* GIVEN TASK
The records below are to be quoted in full; please keep every word exact.

Dataset items:
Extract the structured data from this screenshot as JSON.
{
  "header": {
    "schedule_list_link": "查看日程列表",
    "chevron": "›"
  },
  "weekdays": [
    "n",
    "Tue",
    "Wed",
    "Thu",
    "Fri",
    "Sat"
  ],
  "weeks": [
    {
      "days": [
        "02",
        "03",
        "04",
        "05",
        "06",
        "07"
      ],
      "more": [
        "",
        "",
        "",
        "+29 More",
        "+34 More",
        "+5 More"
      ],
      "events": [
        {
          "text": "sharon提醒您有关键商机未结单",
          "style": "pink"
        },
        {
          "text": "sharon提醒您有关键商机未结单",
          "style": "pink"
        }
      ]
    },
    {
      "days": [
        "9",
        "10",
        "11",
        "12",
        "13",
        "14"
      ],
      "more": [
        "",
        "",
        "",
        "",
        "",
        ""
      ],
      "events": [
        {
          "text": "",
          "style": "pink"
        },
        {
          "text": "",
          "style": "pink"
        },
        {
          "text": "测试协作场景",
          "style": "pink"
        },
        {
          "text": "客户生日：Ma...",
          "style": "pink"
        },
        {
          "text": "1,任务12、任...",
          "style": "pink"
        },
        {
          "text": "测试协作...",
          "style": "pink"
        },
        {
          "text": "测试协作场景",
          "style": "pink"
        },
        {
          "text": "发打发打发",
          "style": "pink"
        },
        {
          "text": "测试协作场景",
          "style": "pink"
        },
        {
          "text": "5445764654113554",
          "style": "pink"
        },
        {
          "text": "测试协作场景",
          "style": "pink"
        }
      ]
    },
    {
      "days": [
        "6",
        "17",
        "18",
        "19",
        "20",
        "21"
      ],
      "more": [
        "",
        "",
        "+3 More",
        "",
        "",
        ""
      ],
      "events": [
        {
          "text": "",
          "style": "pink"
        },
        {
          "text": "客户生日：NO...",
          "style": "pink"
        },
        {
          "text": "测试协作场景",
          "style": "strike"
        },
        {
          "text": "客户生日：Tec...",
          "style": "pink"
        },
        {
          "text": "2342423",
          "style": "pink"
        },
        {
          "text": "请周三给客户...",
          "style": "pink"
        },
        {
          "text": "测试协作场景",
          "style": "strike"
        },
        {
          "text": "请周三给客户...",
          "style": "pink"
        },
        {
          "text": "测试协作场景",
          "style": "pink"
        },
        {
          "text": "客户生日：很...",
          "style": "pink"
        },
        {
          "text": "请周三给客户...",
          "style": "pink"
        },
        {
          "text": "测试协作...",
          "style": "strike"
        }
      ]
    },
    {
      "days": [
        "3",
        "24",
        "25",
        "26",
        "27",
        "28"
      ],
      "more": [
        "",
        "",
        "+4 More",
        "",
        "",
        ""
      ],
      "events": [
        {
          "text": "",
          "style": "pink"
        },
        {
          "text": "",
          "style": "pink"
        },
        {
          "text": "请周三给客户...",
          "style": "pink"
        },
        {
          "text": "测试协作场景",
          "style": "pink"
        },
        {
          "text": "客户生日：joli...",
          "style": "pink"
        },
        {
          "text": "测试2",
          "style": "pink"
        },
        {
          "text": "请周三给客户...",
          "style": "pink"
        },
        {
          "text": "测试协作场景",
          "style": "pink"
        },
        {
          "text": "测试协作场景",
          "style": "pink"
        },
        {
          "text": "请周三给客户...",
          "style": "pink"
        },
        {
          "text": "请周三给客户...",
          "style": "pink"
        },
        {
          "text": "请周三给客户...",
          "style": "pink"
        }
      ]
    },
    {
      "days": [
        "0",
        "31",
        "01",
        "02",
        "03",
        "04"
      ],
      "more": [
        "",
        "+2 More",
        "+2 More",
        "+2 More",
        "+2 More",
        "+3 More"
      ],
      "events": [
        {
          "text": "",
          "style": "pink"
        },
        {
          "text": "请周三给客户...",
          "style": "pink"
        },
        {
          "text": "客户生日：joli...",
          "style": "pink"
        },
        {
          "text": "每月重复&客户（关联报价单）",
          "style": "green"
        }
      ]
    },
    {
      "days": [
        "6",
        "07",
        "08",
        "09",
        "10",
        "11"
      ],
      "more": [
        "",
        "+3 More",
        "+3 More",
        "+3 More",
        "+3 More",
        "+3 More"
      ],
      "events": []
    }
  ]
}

* RESPONSE FOR THIS EXERCISE
Extract the structured data from this screenshot as JSON.
{
  "header": {
    "schedule_list_link": "查看日程列表",
    "chevron": "›"
  },
  "weekdays": [
    "n",
    "Tue",
    "Wed",
    "Thu",
    "Fri",
    "Sat"
  ],
  "weeks": [
    {
      "days": [
        "02",
        "03",
        "04",
        "05",
        "06",
        "07"
      ],
      "more": [
        "",
        "",
        "",
        "+29 More",
        "+34 More",
        "+5 More"
      ],
      "events": [
        {
          "text": "sharon提醒您有关键商机未结单",
          "style": "pink"
        },
        {
          "text": "sharon提醒您有关键商机未结单",
          "style": "pink"
        }
      ]
    },
    {
      "days": [
        "9",
        "10",
        "11",
        "12",
        "13",
        "14"
      ],
      "more": [
        "",
        "",
        "",
        "",
        "",
        ""
      ],
      "events": [
        {
          "text": "",
          "style": "pink"
        },
        {
          "text": "",
          "style": "pink"
        },
        {
          "text": "测试协作场景",
          "style": "pink"
        },
        {
          "text": "客户生日：Ma...",
          "style": "pink"
        },
        {
          "text": "1,任务12、任...",
          "style": "pink"
        },
        {
          "text": "测试协作...",
          "style": "pink"
        },
        {
          "text": "测试协作场景",
          "style": "pink"
        },
        {
          "text": "发打发打发",
          "style": "pink"
        },
        {
          "text": "测试协作场景",
          "style": "pink"
        },
        {
          "text": "5445764654113554",
          "style": "pink"
        },
        {
          "text": "测试协作场景",
          "style": "pink"
        }
      ]
    },
    {
      "days": [
        "6",
        "17",
        "18",
        "19",
        "20",
        "21"
      ],
      "more": [
        "",
        "",
        "+3 More",
        "",
        "",
        ""
      ],
      "events": [
        {
          "text": "",
          "style": "pink"
        },
        {
          "text": "客户生日：NO...",
          "style": "pink"
        },
        {
          "text": "测试协作场景",
          "style": "strike"
        },
        {
          "text": "客户生日：Tec...",
          "style": "pink"
        },
        {
          "text": "2342423",
          "style": "pink"
        },
        {
          "text": "请周三给客户...",
          "style": "pink"
        },
        {
          "text": "测试协作场景",
          "style": "strike"
        },
        {
          "text": "请周三给客户...",
          "style": "pink"
        },
        {
          "text": "测试协作场景",
          "style": "pink"
        },
        {
          "text": "客户生日：很...",
          "style": "pink"
        },
        {
          "text": "请周三给客户...",
          "style": "pink"
        },
        {
          "text": "测试协作...",
          "style": "strike"
        }
      ]
    },
    {
      "days": [
        "3",
        "24",
        "25",
        "26",
        "27",
        "28"
      ],
      "more": [
        "",
        "",
        "+4 More",
        "",
        "",
        ""
      ],
      "events": [
        {
          "text": "",
          "style": "pink"
        },
        {
          "text": "",
          "style": "pink"
        },
        {
          "text": "请周三给客户...",
          "style": "pink"
        },
        {
          "text": "测试协作场景",
          "style": "pink"
        },
        {
          "text": "客户生日：joli...",
          "style": "pink"
        },
        {
          "text": "测试2",
          "style": "pink"
        },
        {
          "text": "请周三给客户...",
          "style": "pink"
        },
        {
          "text": "测试协作场景",
          "style": "pink"
        },
        {
          "text": "测试协作场景",
          "style": "pink"
        },
        {
          "text": "请周三给客户...",
          "style": "pink"
        },
        {
          "text": "请周三给客户...",
          "style": "pink"
        },
        {
          "text": "请周三给客户...",
          "style": "pink"
        }
      ]
    },
    {
      "days": [
        "0",
        "31",
        "01",
        "02",
        "03",
        "04"
      ],
      "more": [
        "",
        "+2 More",
        "+2 More",
        "+2 More",
        "+2 More",
        "+3 More"
      ],
      "events": [
        {
          "text": "",
          "style": "pink"
        },
        {
          "text": "请周三给客户...",
          "style": "pink"
        },
        {
          "text": "客户生日：joli...",
          "style": "pink"
        },
        {
          "text": "每月重复&客户（关联报价单）",
          "style": "green"
        }
      ]
    },
    {
      "days": [
        "6",
        "07",
        "08",
        "09",
        "10",
        "11"
      ],
      "more": [
        "",
        "+3 More",
        "+3 More",
        "+3 More",
        "+3 More",
        "+3 More"
      ],
      "events": []
    }
  ]
}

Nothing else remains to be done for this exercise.